Start of Exercise data

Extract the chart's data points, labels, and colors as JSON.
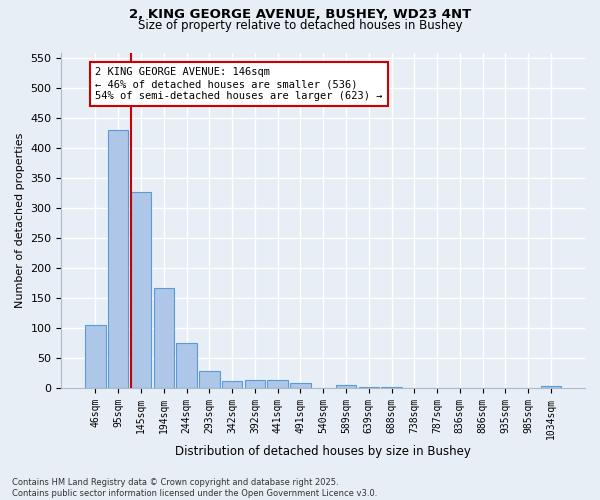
{
  "title_line1": "2, KING GEORGE AVENUE, BUSHEY, WD23 4NT",
  "title_line2": "Size of property relative to detached houses in Bushey",
  "bar_labels": [
    "46sqm",
    "95sqm",
    "145sqm",
    "194sqm",
    "244sqm",
    "293sqm",
    "342sqm",
    "392sqm",
    "441sqm",
    "491sqm",
    "540sqm",
    "589sqm",
    "639sqm",
    "688sqm",
    "738sqm",
    "787sqm",
    "836sqm",
    "886sqm",
    "935sqm",
    "985sqm",
    "1034sqm"
  ],
  "bar_values": [
    105,
    430,
    327,
    167,
    75,
    29,
    12,
    14,
    13,
    9,
    0,
    5,
    2,
    1,
    0,
    0,
    0,
    0,
    0,
    0,
    4
  ],
  "bar_color": "#aec6e8",
  "bar_edge_color": "#5b9bd5",
  "ylabel": "Number of detached properties",
  "xlabel": "Distribution of detached houses by size in Bushey",
  "ylim": [
    0,
    560
  ],
  "yticks": [
    0,
    50,
    100,
    150,
    200,
    250,
    300,
    350,
    400,
    450,
    500,
    550
  ],
  "vline_x_index": 2,
  "vline_color": "#cc0000",
  "annotation_text": "2 KING GEORGE AVENUE: 146sqm\n← 46% of detached houses are smaller (536)\n54% of semi-detached houses are larger (623) →",
  "annotation_box_color": "#cc0000",
  "footer_line1": "Contains HM Land Registry data © Crown copyright and database right 2025.",
  "footer_line2": "Contains public sector information licensed under the Open Government Licence v3.0.",
  "bg_color": "#e8eef5",
  "plot_bg_color": "#e8eef5",
  "grid_color": "#ffffff"
}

End of Exercise data

→ **Exercise prompt**: Will you restate every entry word for word and omit the images?

→ **Exercise answer**:
Extract the chart's data points, labels, and colors as JSON.
{
  "title_line1": "2, KING GEORGE AVENUE, BUSHEY, WD23 4NT",
  "title_line2": "Size of property relative to detached houses in Bushey",
  "bar_labels": [
    "46sqm",
    "95sqm",
    "145sqm",
    "194sqm",
    "244sqm",
    "293sqm",
    "342sqm",
    "392sqm",
    "441sqm",
    "491sqm",
    "540sqm",
    "589sqm",
    "639sqm",
    "688sqm",
    "738sqm",
    "787sqm",
    "836sqm",
    "886sqm",
    "935sqm",
    "985sqm",
    "1034sqm"
  ],
  "bar_values": [
    105,
    430,
    327,
    167,
    75,
    29,
    12,
    14,
    13,
    9,
    0,
    5,
    2,
    1,
    0,
    0,
    0,
    0,
    0,
    0,
    4
  ],
  "bar_color": "#aec6e8",
  "bar_edge_color": "#5b9bd5",
  "ylabel": "Number of detached properties",
  "xlabel": "Distribution of detached houses by size in Bushey",
  "ylim": [
    0,
    560
  ],
  "yticks": [
    0,
    50,
    100,
    150,
    200,
    250,
    300,
    350,
    400,
    450,
    500,
    550
  ],
  "vline_x_index": 2,
  "vline_color": "#cc0000",
  "annotation_text": "2 KING GEORGE AVENUE: 146sqm\n← 46% of detached houses are smaller (536)\n54% of semi-detached houses are larger (623) →",
  "annotation_box_color": "#cc0000",
  "footer_line1": "Contains HM Land Registry data © Crown copyright and database right 2025.",
  "footer_line2": "Contains public sector information licensed under the Open Government Licence v3.0.",
  "bg_color": "#e8eef5",
  "plot_bg_color": "#e8eef5",
  "grid_color": "#ffffff"
}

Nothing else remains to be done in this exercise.